» **Rows from a figure dataset**:
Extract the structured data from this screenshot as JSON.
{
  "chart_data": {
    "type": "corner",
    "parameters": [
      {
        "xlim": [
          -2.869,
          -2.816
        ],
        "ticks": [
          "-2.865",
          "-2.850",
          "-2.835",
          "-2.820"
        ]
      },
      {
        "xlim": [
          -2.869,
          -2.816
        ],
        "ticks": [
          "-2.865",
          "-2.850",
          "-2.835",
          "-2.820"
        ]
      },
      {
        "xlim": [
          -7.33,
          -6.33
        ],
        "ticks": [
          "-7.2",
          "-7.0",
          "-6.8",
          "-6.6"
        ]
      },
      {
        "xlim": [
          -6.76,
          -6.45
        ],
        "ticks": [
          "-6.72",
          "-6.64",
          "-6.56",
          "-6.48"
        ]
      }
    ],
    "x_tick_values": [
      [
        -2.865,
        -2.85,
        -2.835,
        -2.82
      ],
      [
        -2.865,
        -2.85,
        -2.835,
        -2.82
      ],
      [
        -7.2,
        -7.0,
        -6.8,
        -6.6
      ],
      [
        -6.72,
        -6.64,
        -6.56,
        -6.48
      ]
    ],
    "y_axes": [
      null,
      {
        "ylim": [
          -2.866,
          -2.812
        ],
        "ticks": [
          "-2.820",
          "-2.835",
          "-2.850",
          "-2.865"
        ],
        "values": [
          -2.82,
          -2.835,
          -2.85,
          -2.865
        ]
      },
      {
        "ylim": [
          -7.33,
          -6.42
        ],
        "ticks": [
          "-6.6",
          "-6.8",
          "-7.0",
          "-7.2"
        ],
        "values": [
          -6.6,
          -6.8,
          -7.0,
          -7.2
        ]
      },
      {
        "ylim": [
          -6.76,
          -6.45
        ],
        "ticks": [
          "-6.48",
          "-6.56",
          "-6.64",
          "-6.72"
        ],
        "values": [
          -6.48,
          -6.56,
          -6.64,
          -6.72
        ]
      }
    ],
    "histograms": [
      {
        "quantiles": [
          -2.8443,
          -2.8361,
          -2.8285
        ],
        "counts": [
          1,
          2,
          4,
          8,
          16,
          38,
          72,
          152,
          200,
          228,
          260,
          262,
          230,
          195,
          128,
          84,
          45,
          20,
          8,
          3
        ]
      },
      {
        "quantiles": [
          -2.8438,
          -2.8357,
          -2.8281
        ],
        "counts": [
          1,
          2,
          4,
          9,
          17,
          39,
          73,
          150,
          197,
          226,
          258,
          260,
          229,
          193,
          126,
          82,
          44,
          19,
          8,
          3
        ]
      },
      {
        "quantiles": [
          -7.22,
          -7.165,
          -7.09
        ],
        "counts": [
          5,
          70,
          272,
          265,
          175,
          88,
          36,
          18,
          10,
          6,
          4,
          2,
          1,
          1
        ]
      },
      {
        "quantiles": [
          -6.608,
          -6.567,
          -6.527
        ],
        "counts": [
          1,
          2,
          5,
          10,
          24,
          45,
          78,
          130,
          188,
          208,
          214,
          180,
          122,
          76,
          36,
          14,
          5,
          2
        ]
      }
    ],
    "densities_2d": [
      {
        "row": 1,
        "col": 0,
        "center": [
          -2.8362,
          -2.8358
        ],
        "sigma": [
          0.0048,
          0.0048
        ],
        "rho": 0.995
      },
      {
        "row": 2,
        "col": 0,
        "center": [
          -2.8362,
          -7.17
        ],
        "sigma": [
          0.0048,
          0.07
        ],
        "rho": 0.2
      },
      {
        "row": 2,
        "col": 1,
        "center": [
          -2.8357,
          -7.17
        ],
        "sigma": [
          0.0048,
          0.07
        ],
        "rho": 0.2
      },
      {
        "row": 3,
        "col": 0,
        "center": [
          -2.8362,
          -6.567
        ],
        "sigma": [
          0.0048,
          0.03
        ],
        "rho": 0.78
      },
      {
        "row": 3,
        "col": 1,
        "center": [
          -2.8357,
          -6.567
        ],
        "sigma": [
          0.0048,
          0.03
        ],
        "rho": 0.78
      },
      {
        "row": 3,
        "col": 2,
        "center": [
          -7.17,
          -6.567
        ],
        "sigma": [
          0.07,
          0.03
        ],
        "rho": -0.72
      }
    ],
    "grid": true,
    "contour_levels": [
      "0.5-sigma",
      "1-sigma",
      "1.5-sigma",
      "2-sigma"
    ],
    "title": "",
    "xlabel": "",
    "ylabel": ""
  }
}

» **Exercise**:
Give all of the entries again, word for word.

» **Finished exercise**:
Extract the structured data from this screenshot as JSON.
{
  "chart_data": {
    "type": "corner",
    "parameters": [
      {
        "xlim": [
          -2.869,
          -2.816
        ],
        "ticks": [
          "-2.865",
          "-2.850",
          "-2.835",
          "-2.820"
        ]
      },
      {
        "xlim": [
          -2.869,
          -2.816
        ],
        "ticks": [
          "-2.865",
          "-2.850",
          "-2.835",
          "-2.820"
        ]
      },
      {
        "xlim": [
          -7.33,
          -6.33
        ],
        "ticks": [
          "-7.2",
          "-7.0",
          "-6.8",
          "-6.6"
        ]
      },
      {
        "xlim": [
          -6.76,
          -6.45
        ],
        "ticks": [
          "-6.72",
          "-6.64",
          "-6.56",
          "-6.48"
        ]
      }
    ],
    "x_tick_values": [
      [
        -2.865,
        -2.85,
        -2.835,
        -2.82
      ],
      [
        -2.865,
        -2.85,
        -2.835,
        -2.82
      ],
      [
        -7.2,
        -7.0,
        -6.8,
        -6.6
      ],
      [
        -6.72,
        -6.64,
        -6.56,
        -6.48
      ]
    ],
    "y_axes": [
      null,
      {
        "ylim": [
          -2.866,
          -2.812
        ],
        "ticks": [
          "-2.820",
          "-2.835",
          "-2.850",
          "-2.865"
        ],
        "values": [
          -2.82,
          -2.835,
          -2.85,
          -2.865
        ]
      },
      {
        "ylim": [
          -7.33,
          -6.42
        ],
        "ticks": [
          "-6.6",
          "-6.8",
          "-7.0",
          "-7.2"
        ],
        "values": [
          -6.6,
          -6.8,
          -7.0,
          -7.2
        ]
      },
      {
        "ylim": [
          -6.76,
          -6.45
        ],
        "ticks": [
          "-6.48",
          "-6.56",
          "-6.64",
          "-6.72"
        ],
        "values": [
          -6.48,
          -6.56,
          -6.64,
          -6.72
        ]
      }
    ],
    "histograms": [
      {
        "quantiles": [
          -2.8443,
          -2.8361,
          -2.8285
        ],
        "counts": [
          1,
          2,
          4,
          8,
          16,
          38,
          72,
          152,
          200,
          228,
          260,
          262,
          230,
          195,
          128,
          84,
          45,
          20,
          8,
          3
        ]
      },
      {
        "quantiles": [
          -2.8438,
          -2.8357,
          -2.8281
        ],
        "counts": [
          1,
          2,
          4,
          9,
          17,
          39,
          73,
          150,
          197,
          226,
          258,
          260,
          229,
          193,
          126,
          82,
          44,
          19,
          8,
          3
        ]
      },
      {
        "quantiles": [
          -7.22,
          -7.165,
          -7.09
        ],
        "counts": [
          5,
          70,
          272,
          265,
          175,
          88,
          36,
          18,
          10,
          6,
          4,
          2,
          1,
          1
        ]
      },
      {
        "quantiles": [
          -6.608,
          -6.567,
          -6.527
        ],
        "counts": [
          1,
          2,
          5,
          10,
          24,
          45,
          78,
          130,
          188,
          208,
          214,
          180,
          122,
          76,
          36,
          14,
          5,
          2
        ]
      }
    ],
    "densities_2d": [
      {
        "row": 1,
        "col": 0,
        "center": [
          -2.8362,
          -2.8358
        ],
        "sigma": [
          0.0048,
          0.0048
        ],
        "rho": 0.995
      },
      {
        "row": 2,
        "col": 0,
        "center": [
          -2.8362,
          -7.17
        ],
        "sigma": [
          0.0048,
          0.07
        ],
        "rho": 0.2
      },
      {
        "row": 2,
        "col": 1,
        "center": [
          -2.8357,
          -7.17
        ],
        "sigma": [
          0.0048,
          0.07
        ],
        "rho": 0.2
      },
      {
        "row": 3,
        "col": 0,
        "center": [
          -2.8362,
          -6.567
        ],
        "sigma": [
          0.0048,
          0.03
        ],
        "rho": 0.78
      },
      {
        "row": 3,
        "col": 1,
        "center": [
          -2.8357,
          -6.567
        ],
        "sigma": [
          0.0048,
          0.03
        ],
        "rho": 0.78
      },
      {
        "row": 3,
        "col": 2,
        "center": [
          -7.17,
          -6.567
        ],
        "sigma": [
          0.07,
          0.03
        ],
        "rho": -0.72
      }
    ],
    "grid": true,
    "contour_levels": [
      "0.5-sigma",
      "1-sigma",
      "1.5-sigma",
      "2-sigma"
    ],
    "title": "",
    "xlabel": "",
    "ylabel": ""
  }
}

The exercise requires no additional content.